[start of Data for the task]

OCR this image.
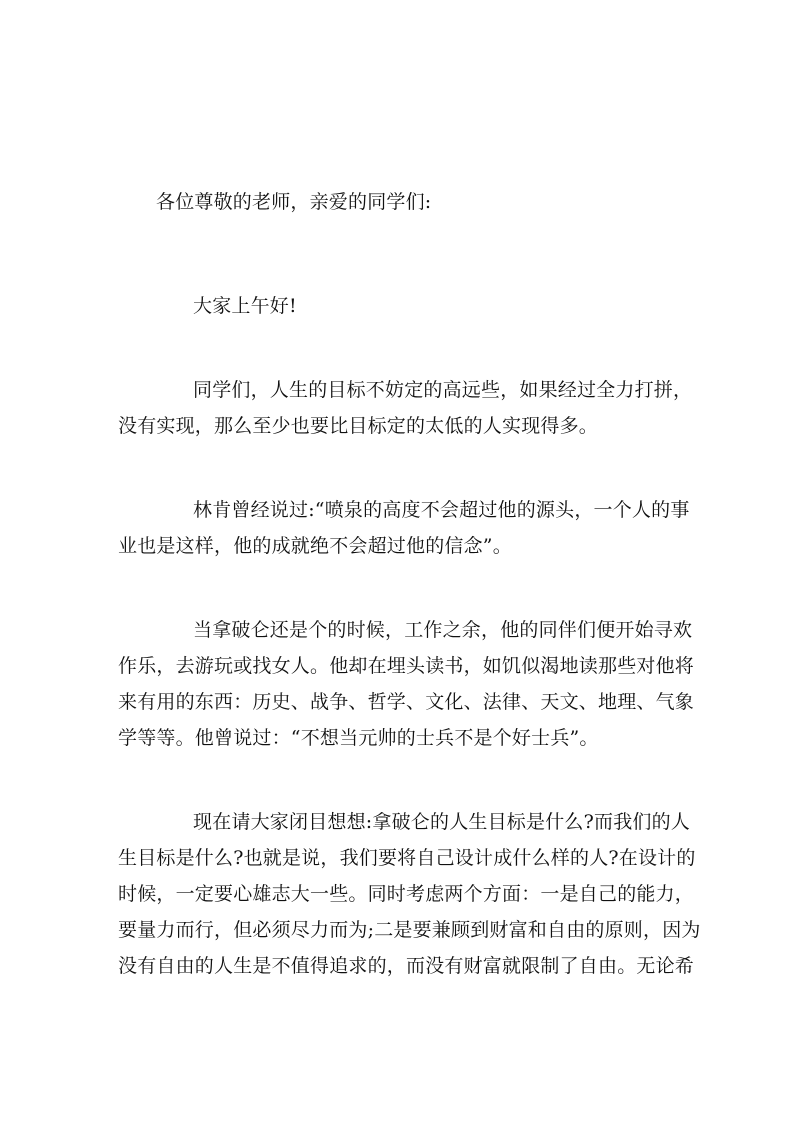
各位尊敬的老师，亲爱的同学们:
大家上午好!
同学们，人生的目标不妨定的高远些，如果经过全力打拼，
没有实现，那么至少也要比目标定的太低的人实现得多。
林肯曾经说过:“喷泉的高度不会超过他的源头，一个人的事
业也是这样，他的成就绝不会超过他的信念”。
当拿破仑还是个的时候，工作之余，他的同伴们便开始寻欢
作乐，去游玩或找女人。他却在埋头读书，如饥似渴地读那些对他将
来有用的东西：历史、战争、哲学、文化、法律、天文、地理、气象
学等等。他曾说过：“不想当元帅的士兵不是个好士兵”。
现在请大家闭目想想:拿破仑的人生目标是什么?而我们的人
生目标是什么?也就是说，我们要将自己设计成什么样的人?在设计的
时候，一定要心雄志大一些。同时考虑两个方面：一是自己的能力，
要量力而行，但必须尽力而为;二是要兼顾到财富和自由的原则，因为
没有自由的人生是不值得追求的，而没有财富就限制了自由。无论希
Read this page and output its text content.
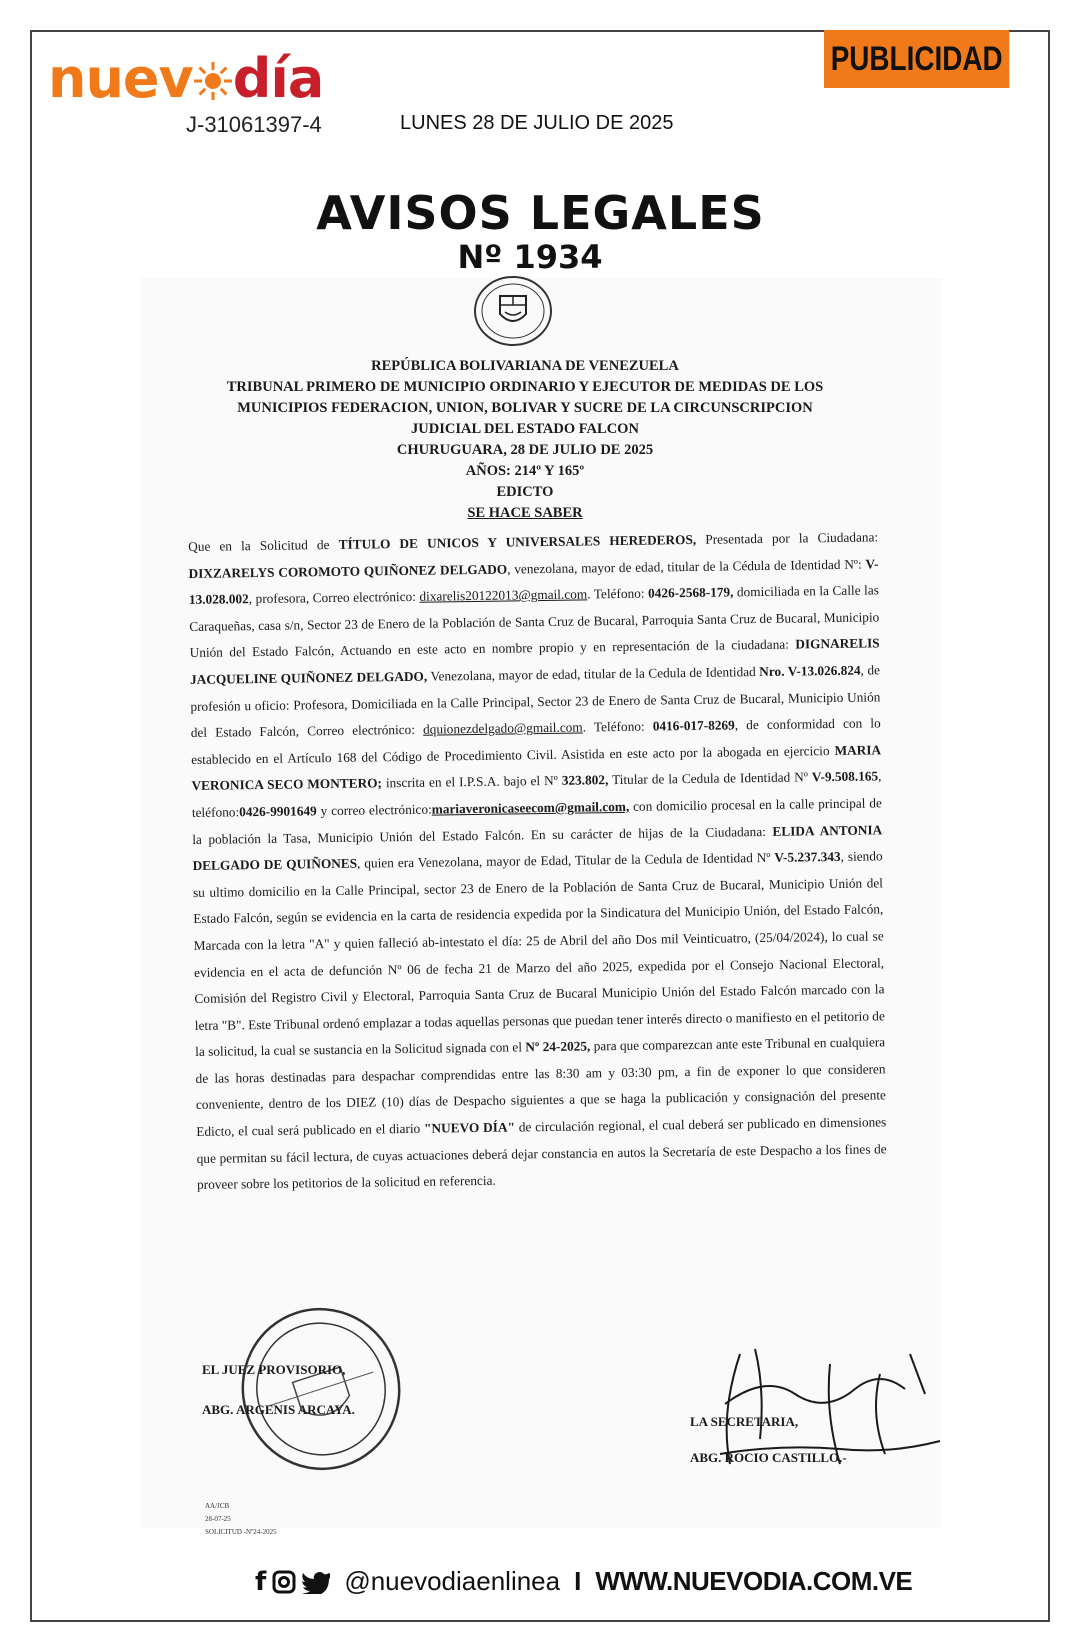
nuev día
J-31061397-4	LUNES 28 DE JULIO DE 2025
PUBLICIDAD
AVISOS LEGALES
Nº 1934
REPÚBLICA BOLIVARIANA DE VENEZUELA
TRIBUNAL PRIMERO DE MUNICIPIO ORDINARIO Y EJECUTOR DE MEDIDAS DE LOS
MUNICIPIOS FEDERACION, UNION, BOLIVAR Y SUCRE DE LA CIRCUNSCRIPCION
JUDICIAL DEL ESTADO FALCON
CHURUGUARA, 28 DE JULIO DE 2025
AÑOS: 214º Y 165º
EDICTO
SE HACE SABER
Que en la Solicitud de TÍTULO DE UNICOS Y UNIVERSALES HEREDEROS, Presentada por la Ciudadana: DIXZARELYS COROMOTO QUIÑONEZ DELGADO, venezolana, mayor de edad, titular de la Cédula de Identidad Nº: V-13.028.002, profesora, Correo electrónico: dixarelis20122013@gmail.com. Teléfono: 0426-2568-179, domiciliada en la Calle las Caraqueñas, casa s/n, Sector 23 de Enero de la Población de Santa Cruz de Bucaral, Parroquia Santa Cruz de Bucaral, Municipio Unión del Estado Falcón, Actuando en este acto en nombre propio y en representación de la ciudadana: DIGNARELIS JACQUELINE QUIÑONEZ DELGADO, Venezolana, mayor de edad, titular de la Cedula de Identidad Nro. V-13.026.824, de profesión u oficio: Profesora, Domiciliada en la Calle Principal, Sector 23 de Enero de Santa Cruz de Bucaral, Municipio Unión del Estado Falcón, Correo electrónico: dquionezdelgado@gmail.com. Teléfono: 0416-017-8269, de conformidad con lo establecido en el Artículo 168 del Código de Procedimiento Civil. Asistida en este acto por la abogada en ejercicio MARIA VERONICA SECO MONTERO; inscrita en el I.P.S.A. bajo el Nº 323.802, Titular de la Cedula de Identidad Nº V-9.508.165, teléfono:0426-9901649 y correo electrónico:mariaveronicaseecom@gmail.com, con domicilio procesal en la calle principal de la población la Tasa, Municipio Unión del Estado Falcón. En su carácter de hijas de la Ciudadana: ELIDA ANTONIA DELGADO DE QUIÑONES, quien era Venezolana, mayor de Edad, Titular de la Cedula de Identidad Nº V-5.237.343, siendo su ultimo domicilio en la Calle Principal, sector 23 de Enero de la Población de Santa Cruz de Bucaral, Municipio Unión del Estado Falcón, según se evidencia en la carta de residencia expedida por la Sindicatura del Municipio Unión, del Estado Falcón, Marcada con la letra "A" y quien falleció ab-intestato el día: 25 de Abril del año Dos mil Veinticuatro, (25/04/2024), lo cual se evidencia en el acta de defunción Nº 06 de fecha 21 de Marzo del año 2025, expedida por el Consejo Nacional Electoral, Comisión del Registro Civil y Electoral, Parroquia Santa Cruz de Bucaral Municipio Unión del Estado Falcón marcado con la letra "B". Este Tribunal ordenó emplazar a todas aquellas personas que puedan tener interés directo o manifiesto en el petitorio de la solicitud, la cual se sustancia en la Solicitud signada con el Nº 24-2025, para que comparezcan ante este Tribunal en cualquiera de las horas destinadas para despachar comprendidas entre las 8:30 am y 03:30 pm, a fin de exponer lo que consideren conveniente, dentro de los DIEZ (10) días de Despacho siguientes a que se haga la publicación y consignación del presente Edicto, el cual será publicado en el diario "NUEVO DÍA" de circulación regional, el cual deberá ser publicado en dimensiones que permitan su fácil lectura, de cuyas actuaciones deberá dejar constancia en autos la Secretaría de este Despacho a los fines de proveer sobre los petitorios de la solicitud en referencia.
EL JUEZ PROVISORIO,
ABG. ARGENIS ARCAYA.
LA SECRETARIA,
ABG. ROCIO CASTILLO.-
AA/JCB
28-07-25
SOLICITUD -Nº24-2025
f	@nuevodiaenlinea I WWW.NUEVODIA.COM.VE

[end of Data for the task]

--- Request ---
Note each line of the entries that has "JULIO" in it, and copy those lines.

--- Output below ---
J-31061397-4	LUNES 28 DE JULIO DE 2025
CHURUGUARA, 28 DE JULIO DE 2025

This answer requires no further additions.